Goal =>
Below are entries. Pull out all lines containing "اقدام".

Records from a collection
· · · · · · ·

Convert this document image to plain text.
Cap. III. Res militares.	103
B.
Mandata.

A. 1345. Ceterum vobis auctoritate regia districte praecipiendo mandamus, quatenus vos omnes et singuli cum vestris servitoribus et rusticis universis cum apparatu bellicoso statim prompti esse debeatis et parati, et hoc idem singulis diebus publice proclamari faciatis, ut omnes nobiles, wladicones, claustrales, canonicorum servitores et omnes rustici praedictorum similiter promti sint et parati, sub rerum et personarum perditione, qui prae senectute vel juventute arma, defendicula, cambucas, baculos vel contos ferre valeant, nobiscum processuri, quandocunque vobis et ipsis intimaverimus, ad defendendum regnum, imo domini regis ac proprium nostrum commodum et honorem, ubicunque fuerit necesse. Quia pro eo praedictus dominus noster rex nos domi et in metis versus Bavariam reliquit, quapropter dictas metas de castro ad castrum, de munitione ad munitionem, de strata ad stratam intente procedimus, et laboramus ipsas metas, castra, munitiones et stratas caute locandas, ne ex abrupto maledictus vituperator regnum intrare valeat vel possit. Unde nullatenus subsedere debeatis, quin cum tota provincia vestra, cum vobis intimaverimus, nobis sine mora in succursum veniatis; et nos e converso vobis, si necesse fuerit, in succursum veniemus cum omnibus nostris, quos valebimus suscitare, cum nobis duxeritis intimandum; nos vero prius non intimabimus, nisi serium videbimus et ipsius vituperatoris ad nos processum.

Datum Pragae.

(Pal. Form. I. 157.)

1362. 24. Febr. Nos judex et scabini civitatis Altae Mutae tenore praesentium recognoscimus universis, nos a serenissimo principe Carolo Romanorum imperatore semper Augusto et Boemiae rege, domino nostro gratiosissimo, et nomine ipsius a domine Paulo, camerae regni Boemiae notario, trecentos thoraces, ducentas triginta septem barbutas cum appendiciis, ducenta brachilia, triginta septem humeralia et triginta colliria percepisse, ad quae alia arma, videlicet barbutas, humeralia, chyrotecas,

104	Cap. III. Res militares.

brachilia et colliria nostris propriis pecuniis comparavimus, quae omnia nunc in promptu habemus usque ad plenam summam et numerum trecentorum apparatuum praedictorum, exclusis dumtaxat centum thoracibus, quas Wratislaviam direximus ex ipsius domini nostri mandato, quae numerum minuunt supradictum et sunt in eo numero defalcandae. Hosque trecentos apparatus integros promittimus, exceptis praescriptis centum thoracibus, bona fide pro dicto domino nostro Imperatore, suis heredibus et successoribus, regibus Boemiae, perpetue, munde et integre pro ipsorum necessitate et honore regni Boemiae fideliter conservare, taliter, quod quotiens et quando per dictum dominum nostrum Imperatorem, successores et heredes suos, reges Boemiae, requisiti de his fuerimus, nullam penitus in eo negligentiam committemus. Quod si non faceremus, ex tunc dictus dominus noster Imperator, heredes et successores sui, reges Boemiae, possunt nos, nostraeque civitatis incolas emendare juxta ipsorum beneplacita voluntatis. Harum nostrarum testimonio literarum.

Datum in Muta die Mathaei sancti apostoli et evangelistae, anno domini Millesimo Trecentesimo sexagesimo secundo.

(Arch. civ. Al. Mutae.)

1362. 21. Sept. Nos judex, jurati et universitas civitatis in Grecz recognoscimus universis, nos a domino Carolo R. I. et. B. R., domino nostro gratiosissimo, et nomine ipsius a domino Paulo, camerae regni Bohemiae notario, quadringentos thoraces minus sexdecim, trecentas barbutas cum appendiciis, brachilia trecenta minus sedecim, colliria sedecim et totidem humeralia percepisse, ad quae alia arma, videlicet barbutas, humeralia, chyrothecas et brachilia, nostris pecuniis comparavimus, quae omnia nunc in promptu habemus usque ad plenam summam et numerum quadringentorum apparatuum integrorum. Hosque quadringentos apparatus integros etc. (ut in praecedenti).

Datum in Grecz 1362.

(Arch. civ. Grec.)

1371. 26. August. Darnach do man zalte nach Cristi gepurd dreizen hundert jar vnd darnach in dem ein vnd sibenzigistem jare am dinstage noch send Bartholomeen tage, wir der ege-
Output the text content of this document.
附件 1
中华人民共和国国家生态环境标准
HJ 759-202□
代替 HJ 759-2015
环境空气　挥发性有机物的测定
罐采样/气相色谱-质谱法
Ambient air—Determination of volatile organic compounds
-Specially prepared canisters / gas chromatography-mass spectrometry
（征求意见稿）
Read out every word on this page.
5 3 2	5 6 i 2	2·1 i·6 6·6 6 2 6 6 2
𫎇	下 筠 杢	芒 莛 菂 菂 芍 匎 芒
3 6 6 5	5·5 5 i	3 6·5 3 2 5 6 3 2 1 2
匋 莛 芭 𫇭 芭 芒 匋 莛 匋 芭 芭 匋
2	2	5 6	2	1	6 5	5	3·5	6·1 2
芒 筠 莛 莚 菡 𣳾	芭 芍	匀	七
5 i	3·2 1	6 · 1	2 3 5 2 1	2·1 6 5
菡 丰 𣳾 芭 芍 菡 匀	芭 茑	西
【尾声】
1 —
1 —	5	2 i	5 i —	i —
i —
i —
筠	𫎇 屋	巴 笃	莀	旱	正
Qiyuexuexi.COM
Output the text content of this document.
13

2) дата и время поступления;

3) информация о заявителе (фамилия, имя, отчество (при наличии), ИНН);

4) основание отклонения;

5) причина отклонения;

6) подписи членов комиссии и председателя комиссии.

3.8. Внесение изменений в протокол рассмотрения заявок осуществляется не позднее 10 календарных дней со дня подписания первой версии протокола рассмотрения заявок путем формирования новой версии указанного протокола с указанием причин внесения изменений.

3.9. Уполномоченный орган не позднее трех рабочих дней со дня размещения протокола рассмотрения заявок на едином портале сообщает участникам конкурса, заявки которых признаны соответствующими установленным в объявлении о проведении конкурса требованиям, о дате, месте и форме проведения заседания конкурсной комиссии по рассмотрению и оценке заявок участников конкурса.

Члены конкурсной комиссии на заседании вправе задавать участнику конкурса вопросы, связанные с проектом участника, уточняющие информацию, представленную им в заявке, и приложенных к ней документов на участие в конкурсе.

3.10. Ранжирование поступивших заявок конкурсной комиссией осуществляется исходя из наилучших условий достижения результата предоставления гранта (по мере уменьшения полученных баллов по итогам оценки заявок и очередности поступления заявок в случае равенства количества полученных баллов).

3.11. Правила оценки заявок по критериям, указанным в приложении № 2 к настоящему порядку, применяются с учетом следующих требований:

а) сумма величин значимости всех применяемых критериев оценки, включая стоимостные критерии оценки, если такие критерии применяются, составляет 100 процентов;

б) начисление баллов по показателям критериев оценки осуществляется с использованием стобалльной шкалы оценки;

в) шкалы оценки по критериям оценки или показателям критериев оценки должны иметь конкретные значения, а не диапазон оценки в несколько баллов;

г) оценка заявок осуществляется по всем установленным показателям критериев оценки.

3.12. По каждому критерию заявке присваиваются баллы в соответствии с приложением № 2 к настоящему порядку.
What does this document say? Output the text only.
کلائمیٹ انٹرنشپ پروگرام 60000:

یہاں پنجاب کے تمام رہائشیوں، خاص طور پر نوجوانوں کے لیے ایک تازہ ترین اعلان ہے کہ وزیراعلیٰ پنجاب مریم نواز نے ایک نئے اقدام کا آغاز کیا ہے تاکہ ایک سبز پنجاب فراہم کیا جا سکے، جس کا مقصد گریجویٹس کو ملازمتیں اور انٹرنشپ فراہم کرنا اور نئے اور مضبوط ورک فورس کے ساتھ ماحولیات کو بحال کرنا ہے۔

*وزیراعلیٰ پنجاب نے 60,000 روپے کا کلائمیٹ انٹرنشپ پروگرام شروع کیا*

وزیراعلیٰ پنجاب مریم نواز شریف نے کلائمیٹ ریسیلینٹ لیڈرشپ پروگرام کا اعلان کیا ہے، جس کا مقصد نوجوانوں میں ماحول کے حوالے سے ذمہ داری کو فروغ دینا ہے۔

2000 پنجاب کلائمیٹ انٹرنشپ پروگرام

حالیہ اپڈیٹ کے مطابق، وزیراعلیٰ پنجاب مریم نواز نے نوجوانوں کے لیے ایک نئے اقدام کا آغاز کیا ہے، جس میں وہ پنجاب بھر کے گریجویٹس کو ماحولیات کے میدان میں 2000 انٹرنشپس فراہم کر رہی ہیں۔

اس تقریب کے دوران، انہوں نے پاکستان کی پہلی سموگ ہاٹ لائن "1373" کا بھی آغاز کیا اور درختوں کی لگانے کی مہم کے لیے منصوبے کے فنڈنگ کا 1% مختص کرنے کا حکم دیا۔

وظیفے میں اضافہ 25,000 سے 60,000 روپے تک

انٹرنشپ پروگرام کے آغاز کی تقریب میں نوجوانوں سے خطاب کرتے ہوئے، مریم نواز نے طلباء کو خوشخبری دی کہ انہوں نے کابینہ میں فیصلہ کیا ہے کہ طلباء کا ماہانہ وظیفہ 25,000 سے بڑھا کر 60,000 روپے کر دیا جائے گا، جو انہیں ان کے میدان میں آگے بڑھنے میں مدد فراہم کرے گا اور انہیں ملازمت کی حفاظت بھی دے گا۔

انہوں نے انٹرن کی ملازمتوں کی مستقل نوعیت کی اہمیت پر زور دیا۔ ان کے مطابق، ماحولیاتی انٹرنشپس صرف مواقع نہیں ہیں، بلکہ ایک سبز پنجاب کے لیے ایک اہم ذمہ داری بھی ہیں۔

· · · · · · ·

Final result =>
یہاں پنجاب کے تمام رہائشیوں، خاص طور پر نوجوانوں کے لیے ایک تازہ ترین اعلان ہے کہ وزیراعلیٰ پنجاب مریم نواز نے ایک نئے اقدام کا آغاز کیا ہے تاکہ ایک سبز پنجاب فراہم کیا جا سکے، جس کا مقصد گریجویٹس کو ملازمتیں اور انٹرنشپ فراہم کرنا اور نئے اور مضبوط ورک فورس کے ساتھ ماحولیات کو بحال کرنا ہے۔
حالیہ اپڈیٹ کے مطابق، وزیراعلیٰ پنجاب مریم نواز نے نوجوانوں کے لیے ایک نئے اقدام کا آغاز کیا ہے، جس میں وہ پنجاب بھر کے گریجویٹس کو ماحولیات کے میدان میں 2000 انٹرنشپس فراہم کر رہی ہیں۔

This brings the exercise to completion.